> [PROVIDED TEXT]

________________

There are broadly two categories of consumer instruments available to monitor the PM in the air. The first category is based on gravimetric methods of directly measuring the mass of the particles. The particles are collected on a filter over a fixed period of time and are then weighed in a laboratory. These methods are expensive which, in conjunction with their size, limit their widespread usage. The second type of monitors are based on the principle of light scattering. In these sensors, the particles are illuminated with light of a certain wavelength and the amount of the scattered light gives an approximation of the number of particles. These sensors make several assumptions to estimate the density and the size distribution of the particles, leading to inaccurate results. As these sensors are based on sophisticated optical elements, they are also relatively expensive although smaller than the gravimetric based instruments. Their cost and complicated use also mean that these are not generally deployed. As such PM monitoring is not common within most environments the general population live and work in, being limited to national survey/monitoring or annual quality checks on air conditioning systems etc.
However, recent advances in the field of microelectromechanical systems (MEMS) have resulted in the use of MEMS resonators to measure the amount of gases and particulate matter in the air. A resonating structure, such as a cantilever, a surface acoustic wave resonator (SAW resonator or SAWR), or a capacitive micromachined ultrasonic transducer (CMUT) have been used as a microscopic weighing scale which, on deposition of mass on the sensing area, can register a shift in the resonant frequency or the phase of a signal. Although these implementations could help overcome the challenges of size and cost, they have failed to make it into commercial products due to issues related to not being able to clear the sensing elements from particles after each measurement, and the general lack of specific particle size distinction.
Accordingly, it would be beneficial to provide an overall solution compatible with high volume fabrication processes in order to reduce the size and cost of PM detectors/sensors. Accordingly, the inventors have established a novel PM detector/sensor which exploits a sensor based upon a piezoelectric resonator fabricated using a commercial multi-user MEMS process in conjunction with a micro virtual impactor to segregate the particles based upon their size and inertia imparted from an air flow through the particle detector/sensor. Accordingly, a flow of a known and desired size, e.g. PM2.5, can be separated and guided towards the sensing MEMS resonator. Further, the inventors have integrated in conjunction with the virtual impactor and MEMS resonator additional elements which exploit the principles of thermophoresis or di-electrophoresis to clear the particles from the sensing area of the MEMS resonator. This mechanism will force the particles towards and away from the sensing resonator based on a temperature or potential gradient. Accordingly, the MEMS resonator based particle detector/sensor can be periodically reset allowing for extended operational life of the MEMS resonator based particle detector/sensor and/or enhanced performance over extended periods.

________________

> [WHAT YOU ARE ASKED TO DO]
Please continue the passage on particulate matter sensors, starting right after its final sentence.

________________

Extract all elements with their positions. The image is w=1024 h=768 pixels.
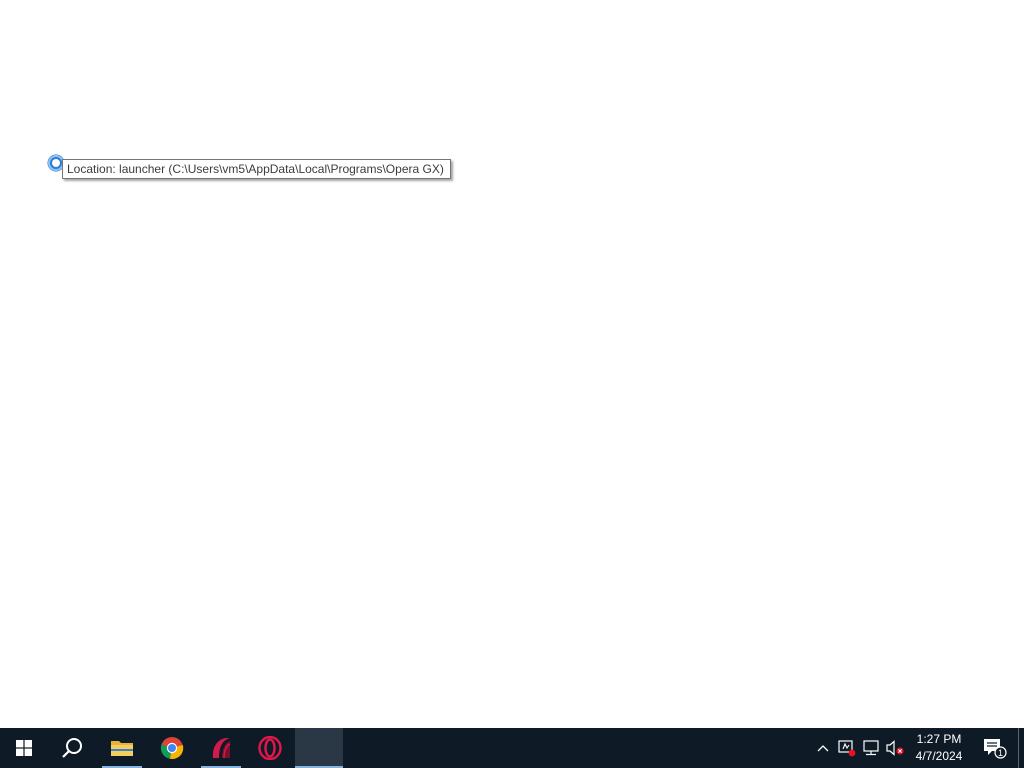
opera-icon xyxy=(258,736,282,760)
search-icon xyxy=(62,738,82,758)
tray-network-error[interactable] xyxy=(836,728,858,768)
chrome-icon xyxy=(160,737,184,760)
taskbar-opera[interactable] xyxy=(250,728,290,768)
ethernet-icon xyxy=(863,740,879,756)
tray-ethernet[interactable] xyxy=(860,728,882,768)
desktop[interactable]: Location: launcher (C:\Users\vm5\AppData… xyxy=(0,0,1024,728)
taskbar-opera-gx[interactable] xyxy=(201,728,241,768)
clock-date: 4/7/2024 xyxy=(915,749,963,763)
tray-volume[interactable] xyxy=(884,728,906,768)
speaker-muted-icon xyxy=(886,740,904,756)
chevron-up-icon xyxy=(817,745,829,752)
taskbar-chrome[interactable] xyxy=(152,728,192,768)
show-hidden-icons-button[interactable] xyxy=(812,728,834,768)
folder-icon xyxy=(111,741,133,756)
windows-logo-icon xyxy=(16,740,32,756)
notification-count: 1 xyxy=(998,748,1003,758)
start-button[interactable] xyxy=(0,728,48,768)
search-button[interactable] xyxy=(48,728,96,768)
location-tooltip: Location: launcher (C:\Users\vm5\AppData… xyxy=(62,159,451,179)
clock-time: 1:27 PM xyxy=(916,732,962,746)
network-error-icon xyxy=(838,740,856,757)
taskbar: 1:27 PM 4/7/2024 1 xyxy=(0,728,1024,768)
taskbar-active-app[interactable] xyxy=(295,728,343,768)
taskbar-file-explorer[interactable] xyxy=(102,728,142,768)
show-desktop-button[interactable] xyxy=(1018,728,1024,768)
notification-icon: 1 xyxy=(984,739,1007,759)
taskbar-clock[interactable]: 1:27 PM 4/7/2024 xyxy=(906,728,972,768)
action-center-button[interactable]: 1 xyxy=(978,728,1010,768)
opera-gx-icon xyxy=(212,738,231,759)
blank-app-icon xyxy=(307,736,331,760)
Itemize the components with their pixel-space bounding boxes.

________________

> [WRITTEN ANSWER]
Other aspects and features of the present invention will become apparent to those ordinarily skilled in the art upon review of the following description of specific embodiments of the invention in conjunction with the accompanying figures.

SUMMARY OF THE INVENTION

It is an object of the present invention to mitigate limitations within the prior art relating to particle detectors through the use of microelectromechanical systems (MEMS) resonators and more particularly to MEMS resonator devices for particle detector sensors.
In accordance with an embodiment of the invention there is provided a method of detecting particles comprising:

providing a microelectromechanical systems (MEMS) resonator comprising a membrane, a piezoelectric layer atop the membrane, an electrode atop the piezoelectric layer and at least one anchor;
exposing the MEMS resonator to a source of particles; and
determining in dependence upon a shift in a characteristic of the MEMS resonator a mass of particles deposited upon the membrane; wherein
the MEMS resonator is piezoelectrically driven;
a metal layer is patterned on top of the piezoelectric layer to act as the top electrode, while the substrate acts as the bottom electrode (ground plane).

In accordance with an embodiment of the invention there is provided a device comprising:

a filter for providing a source of particles having a predetermined maximum dimension;
a sensor comprising at least a microelectromechanical systems (MEMS) resonator; and
a first electrical circuit for driving the MEMS resonator; and
a second electrical circuit for determining a characteristic of the MEMS resonator.

a microelectromechanical systems (MEMS) resonator comprising a membrane, a piezoelectric layer atop the membrane, an electrode atop the piezoelectric layer and at least a pair of anchors; wherein
the MEMS resonator is piezoelectrically driven;
a metal layer is patterned on top of the piezoelectric layer to act as the top electrode, while the substrate acts as the bottom electrode (ground plane).

Other aspects and features of the present invention will become apparent to those ordinarily skilled in the art upon review of the following description of specific embodiments of the invention in conjunction with the accompanying figures.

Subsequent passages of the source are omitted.